Exercise aim:
Quote every line as given.

** Begin Raw records **

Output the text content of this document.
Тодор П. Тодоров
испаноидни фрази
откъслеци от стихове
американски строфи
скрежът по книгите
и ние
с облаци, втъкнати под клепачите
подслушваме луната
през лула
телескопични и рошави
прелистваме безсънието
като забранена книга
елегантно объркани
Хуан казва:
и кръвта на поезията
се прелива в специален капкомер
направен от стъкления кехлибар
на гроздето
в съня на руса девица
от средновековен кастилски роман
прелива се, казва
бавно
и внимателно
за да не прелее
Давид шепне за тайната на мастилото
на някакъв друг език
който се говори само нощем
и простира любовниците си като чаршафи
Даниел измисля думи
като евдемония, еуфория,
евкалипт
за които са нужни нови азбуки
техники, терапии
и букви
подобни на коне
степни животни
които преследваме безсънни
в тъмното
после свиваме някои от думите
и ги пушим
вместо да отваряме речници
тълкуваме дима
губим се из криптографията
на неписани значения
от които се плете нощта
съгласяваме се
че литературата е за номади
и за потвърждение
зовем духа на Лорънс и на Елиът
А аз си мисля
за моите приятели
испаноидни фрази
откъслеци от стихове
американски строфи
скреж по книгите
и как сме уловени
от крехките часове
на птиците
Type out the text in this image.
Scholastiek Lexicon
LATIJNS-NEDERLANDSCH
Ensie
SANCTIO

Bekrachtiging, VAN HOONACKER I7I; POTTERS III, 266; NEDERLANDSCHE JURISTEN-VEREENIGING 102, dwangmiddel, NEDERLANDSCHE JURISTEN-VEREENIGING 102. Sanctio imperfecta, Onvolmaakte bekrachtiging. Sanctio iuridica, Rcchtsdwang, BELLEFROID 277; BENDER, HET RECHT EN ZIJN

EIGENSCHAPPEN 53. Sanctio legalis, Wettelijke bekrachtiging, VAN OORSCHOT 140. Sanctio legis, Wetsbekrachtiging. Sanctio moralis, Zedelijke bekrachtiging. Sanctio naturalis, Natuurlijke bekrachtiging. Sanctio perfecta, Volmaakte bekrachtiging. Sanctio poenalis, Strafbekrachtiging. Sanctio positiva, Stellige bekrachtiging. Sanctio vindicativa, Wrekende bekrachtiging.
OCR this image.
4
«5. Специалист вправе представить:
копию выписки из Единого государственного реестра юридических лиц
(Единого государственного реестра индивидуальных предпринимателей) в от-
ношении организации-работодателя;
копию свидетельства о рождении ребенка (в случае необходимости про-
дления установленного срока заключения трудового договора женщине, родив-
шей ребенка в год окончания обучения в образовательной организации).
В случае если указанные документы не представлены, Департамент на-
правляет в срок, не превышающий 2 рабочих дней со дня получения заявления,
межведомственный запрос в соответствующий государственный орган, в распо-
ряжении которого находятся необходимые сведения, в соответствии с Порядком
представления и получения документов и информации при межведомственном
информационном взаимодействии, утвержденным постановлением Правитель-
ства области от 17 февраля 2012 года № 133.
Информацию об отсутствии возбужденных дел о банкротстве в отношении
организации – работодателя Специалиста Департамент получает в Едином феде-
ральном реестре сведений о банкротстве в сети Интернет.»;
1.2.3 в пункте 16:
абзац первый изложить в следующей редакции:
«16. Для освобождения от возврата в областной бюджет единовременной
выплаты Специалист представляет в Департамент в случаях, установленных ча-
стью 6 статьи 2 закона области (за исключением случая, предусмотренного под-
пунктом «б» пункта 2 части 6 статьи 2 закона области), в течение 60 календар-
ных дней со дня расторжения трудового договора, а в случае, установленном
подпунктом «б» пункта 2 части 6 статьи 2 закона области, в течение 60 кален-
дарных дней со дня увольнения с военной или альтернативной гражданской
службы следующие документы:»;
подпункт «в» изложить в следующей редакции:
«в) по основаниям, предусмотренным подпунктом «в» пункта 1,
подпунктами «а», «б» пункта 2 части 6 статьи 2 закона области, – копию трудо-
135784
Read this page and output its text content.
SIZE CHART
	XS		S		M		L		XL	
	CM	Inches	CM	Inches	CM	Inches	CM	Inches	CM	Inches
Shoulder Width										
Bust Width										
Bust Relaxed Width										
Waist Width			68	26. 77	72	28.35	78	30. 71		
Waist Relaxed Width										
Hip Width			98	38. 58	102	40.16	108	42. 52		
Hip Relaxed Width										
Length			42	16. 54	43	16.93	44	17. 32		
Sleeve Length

** End Raw records **

Exercise output:
Output the text content of this document.
Тодор П. Тодоров
испаноидни фрази
откъслеци от стихове
американски строфи
скрежът по книгите
и ние
с облаци, втъкнати под клепачите
подслушваме луната
през лула
телескопични и рошави
прелистваме безсънието
като забранена книга
елегантно объркани
Хуан казва:
и кръвта на поезията
се прелива в специален капкомер
направен от стъкления кехлибар
на гроздето
в съня на руса девица
от средновековен кастилски роман
прелива се, казва
бавно
и внимателно
за да не прелее
Давид шепне за тайната на мастилото
на някакъв друг език
който се говори само нощем
и простира любовниците си като чаршафи
Даниел измисля думи
като евдемония, еуфория,
евкалипт
за които са нужни нови азбуки
техники, терапии
и букви
подобни на коне
степни животни
които преследваме безсънни
в тъмното
после свиваме някои от думите
и ги пушим
вместо да отваряме речници
тълкуваме дима
губим се из криптографията
на неписани значения
от които се плете нощта
съгласяваме се
че литературата е за номади
и за потвърждение
зовем духа на Лорънс и на Елиът
А аз си мисля
за моите приятели
испаноидни фрази
откъслеци от стихове
американски строфи
скреж по книгите
и как сме уловени
от крехките часове
на птиците
Type out the text in this image.
Scholastiek Lexicon
LATIJNS-NEDERLANDSCH
Ensie
SANCTIO

Bekrachtiging, VAN HOONACKER I7I; POTTERS III, 266; NEDERLANDSCHE JURISTEN-VEREENIGING 102, dwangmiddel, NEDERLANDSCHE JURISTEN-VEREENIGING 102. Sanctio imperfecta, Onvolmaakte bekrachtiging. Sanctio iuridica, Rcchtsdwang, BELLEFROID 277; BENDER, HET RECHT EN ZIJN

EIGENSCHAPPEN 53. Sanctio legalis, Wettelijke bekrachtiging, VAN OORSCHOT 140. Sanctio legis, Wetsbekrachtiging. Sanctio moralis, Zedelijke bekrachtiging. Sanctio naturalis, Natuurlijke bekrachtiging. Sanctio perfecta, Volmaakte bekrachtiging. Sanctio poenalis, Strafbekrachtiging. Sanctio positiva, Stellige bekrachtiging. Sanctio vindicativa, Wrekende bekrachtiging.
OCR this image.
4
«5. Специалист вправе представить:
копию выписки из Единого государственного реестра юридических лиц
(Единого государственного реестра индивидуальных предпринимателей) в от-
ношении организации-работодателя;
копию свидетельства о рождении ребенка (в случае необходимости про-
дления установленного срока заключения трудового договора женщине, родив-
шей ребенка в год окончания обучения в образовательной организации).
В случае если указанные документы не представлены, Департамент на-
правляет в срок, не превышающий 2 рабочих дней со дня получения заявления,
межведомственный запрос в соответствующий государственный орган, в распо-
ряжении которого находятся необходимые сведения, в соответствии с Порядком
представления и получения документов и информации при межведомственном
информационном взаимодействии, утвержденным постановлением Правитель-
ства области от 17 февраля 2012 года № 133.
Информацию об отсутствии возбужденных дел о банкротстве в отношении
организации – работодателя Специалиста Департамент получает в Едином феде-
ральном реестре сведений о банкротстве в сети Интернет.»;
1.2.3 в пункте 16:
абзац первый изложить в следующей редакции:
«16. Для освобождения от возврата в областной бюджет единовременной
выплаты Специалист представляет в Департамент в случаях, установленных ча-
стью 6 статьи 2 закона области (за исключением случая, предусмотренного под-
пунктом «б» пункта 2 части 6 статьи 2 закона области), в течение 60 календар-
ных дней со дня расторжения трудового договора, а в случае, установленном
подпунктом «б» пункта 2 части 6 статьи 2 закона области, в течение 60 кален-
дарных дней со дня увольнения с военной или альтернативной гражданской
службы следующие документы:»;
подпункт «в» изложить в следующей редакции:
«в) по основаниям, предусмотренным подпунктом «в» пункта 1,
подпунктами «а», «б» пункта 2 части 6 статьи 2 закона области, – копию трудо-
135784
Read this page and output its text content.
SIZE CHART
	XS		S		M		L		XL	
	CM	Inches	CM	Inches	CM	Inches	CM	Inches	CM	Inches
Shoulder Width										
Bust Width										
Bust Relaxed Width										
Waist Width			68	26. 77	72	28.35	78	30. 71		
Waist Relaxed Width										
Hip Width			98	38. 58	102	40.16	108	42. 52		
Hip Relaxed Width										
Length			42	16. 54	43	16.93	44	17. 32		
Sleeve Length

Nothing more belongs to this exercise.